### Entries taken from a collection
::::::::
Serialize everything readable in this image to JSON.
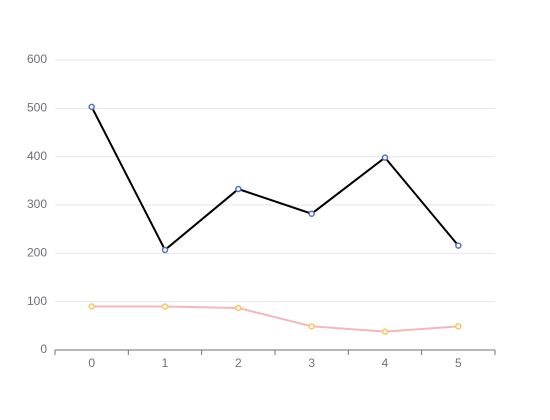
{
  "chart_data": {
    "type": "line",
    "categories": [
      "0",
      "1",
      "2",
      "3",
      "4",
      "5"
    ],
    "series": [
      {
        "color": "#000000",
        "marker_color": "#5470c6",
        "values": [
          503,
          207,
          333,
          282,
          398,
          216
        ]
      },
      {
        "color": "#f4b6b6",
        "marker_color": "#fac858",
        "values": [
          90,
          90,
          87,
          49,
          38,
          49
        ]
      }
    ],
    "ylim": [
      0,
      600
    ],
    "yticks": [
      0,
      100,
      200,
      300,
      400,
      500,
      600
    ],
    "grid": true
  }
}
::::::::
### Exercise prompt
Transcribe the material exactly, leaving every picture out.

### Right answer
Serialize everything readable in this image to JSON.
{
  "chart_data": {
    "type": "line",
    "categories": [
      "0",
      "1",
      "2",
      "3",
      "4",
      "5"
    ],
    "series": [
      {
        "color": "#000000",
        "marker_color": "#5470c6",
        "values": [
          503,
          207,
          333,
          282,
          398,
          216
        ]
      },
      {
        "color": "#f4b6b6",
        "marker_color": "#fac858",
        "values": [
          90,
          90,
          87,
          49,
          38,
          49
        ]
      }
    ],
    "ylim": [
      0,
      600
    ],
    "yticks": [
      0,
      100,
      200,
      300,
      400,
      500,
      600
    ],
    "grid": true
  }
}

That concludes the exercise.